--- Aim of the exercise ---
Where a line holds the word "cables", copy that line.

--- Records ---
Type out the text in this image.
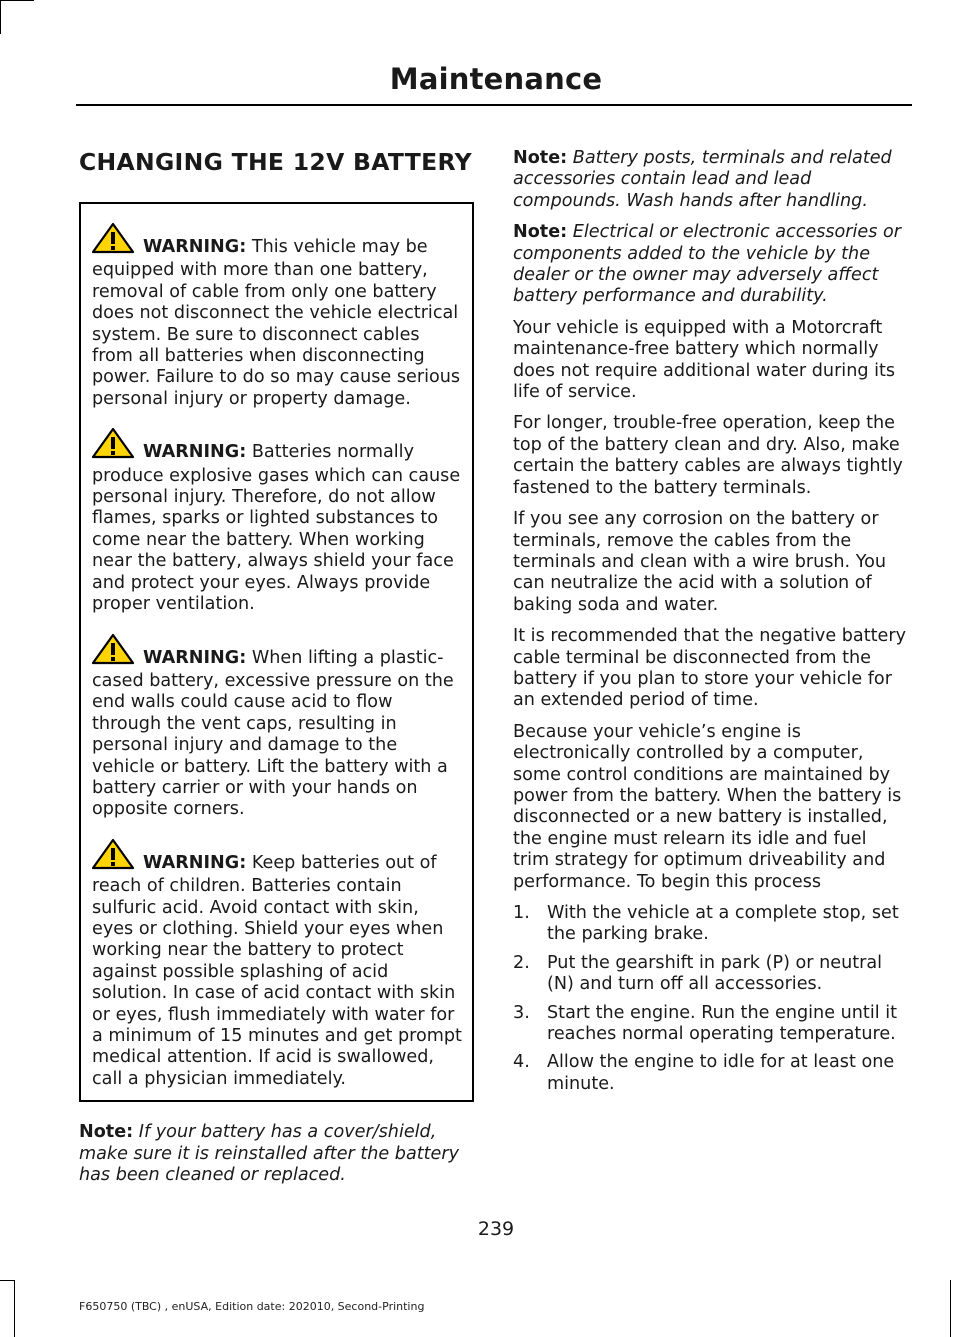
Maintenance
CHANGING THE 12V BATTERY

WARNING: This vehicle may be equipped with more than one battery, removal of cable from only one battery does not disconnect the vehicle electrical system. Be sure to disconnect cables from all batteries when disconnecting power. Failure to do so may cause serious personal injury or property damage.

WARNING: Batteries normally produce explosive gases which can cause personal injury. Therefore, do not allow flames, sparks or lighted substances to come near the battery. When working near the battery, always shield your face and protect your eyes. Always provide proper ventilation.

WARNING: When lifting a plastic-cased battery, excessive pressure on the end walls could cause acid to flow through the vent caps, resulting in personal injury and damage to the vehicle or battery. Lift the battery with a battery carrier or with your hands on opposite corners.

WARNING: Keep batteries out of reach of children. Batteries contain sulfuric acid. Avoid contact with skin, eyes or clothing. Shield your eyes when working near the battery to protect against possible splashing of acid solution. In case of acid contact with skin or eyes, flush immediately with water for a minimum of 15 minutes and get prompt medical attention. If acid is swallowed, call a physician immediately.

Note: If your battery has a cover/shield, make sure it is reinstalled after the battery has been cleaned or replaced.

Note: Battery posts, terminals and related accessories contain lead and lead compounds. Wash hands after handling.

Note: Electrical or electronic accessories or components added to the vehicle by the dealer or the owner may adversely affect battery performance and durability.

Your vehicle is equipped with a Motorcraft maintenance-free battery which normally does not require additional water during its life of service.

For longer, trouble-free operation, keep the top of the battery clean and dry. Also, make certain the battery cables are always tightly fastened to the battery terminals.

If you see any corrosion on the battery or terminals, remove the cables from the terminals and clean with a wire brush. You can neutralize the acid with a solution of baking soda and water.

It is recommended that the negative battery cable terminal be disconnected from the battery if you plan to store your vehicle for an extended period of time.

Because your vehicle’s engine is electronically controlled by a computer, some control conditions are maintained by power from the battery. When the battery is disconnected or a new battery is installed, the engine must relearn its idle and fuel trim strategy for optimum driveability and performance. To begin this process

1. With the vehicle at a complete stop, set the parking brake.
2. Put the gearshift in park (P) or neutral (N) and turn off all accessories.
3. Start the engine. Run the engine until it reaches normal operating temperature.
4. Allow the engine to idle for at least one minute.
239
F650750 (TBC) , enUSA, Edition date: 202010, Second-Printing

==

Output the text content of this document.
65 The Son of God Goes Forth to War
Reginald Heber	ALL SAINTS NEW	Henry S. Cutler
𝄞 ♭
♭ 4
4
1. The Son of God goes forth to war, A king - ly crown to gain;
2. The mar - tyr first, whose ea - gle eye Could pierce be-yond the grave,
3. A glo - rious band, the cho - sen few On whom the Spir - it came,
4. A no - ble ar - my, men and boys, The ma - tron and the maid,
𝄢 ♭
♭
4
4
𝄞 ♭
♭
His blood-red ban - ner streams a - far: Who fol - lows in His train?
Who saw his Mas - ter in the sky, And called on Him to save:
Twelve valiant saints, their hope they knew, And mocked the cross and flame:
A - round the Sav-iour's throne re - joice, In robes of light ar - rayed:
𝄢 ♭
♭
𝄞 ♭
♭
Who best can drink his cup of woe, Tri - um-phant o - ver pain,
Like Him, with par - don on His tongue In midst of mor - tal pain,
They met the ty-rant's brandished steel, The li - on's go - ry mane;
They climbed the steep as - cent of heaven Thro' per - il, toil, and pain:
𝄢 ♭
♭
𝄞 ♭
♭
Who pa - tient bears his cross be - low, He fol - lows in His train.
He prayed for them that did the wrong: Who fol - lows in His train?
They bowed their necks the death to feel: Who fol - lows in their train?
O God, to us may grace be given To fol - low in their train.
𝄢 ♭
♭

--- Task response ---
WARNING: This vehicle may be equipped with more than one battery, removal of cable from only one battery does not disconnect the vehicle electrical system. Be sure to disconnect cables from all batteries when disconnecting power. Failure to do so may cause serious personal injury or property damage.
For longer, trouble-free operation, keep the top of the battery clean and dry. Also, make certain the battery cables are always tightly fastened to the battery terminals.
If you see any corrosion on the battery or terminals, remove the cables from the terminals and clean with a wire brush. You can neutralize the acid with a solution of baking soda and water.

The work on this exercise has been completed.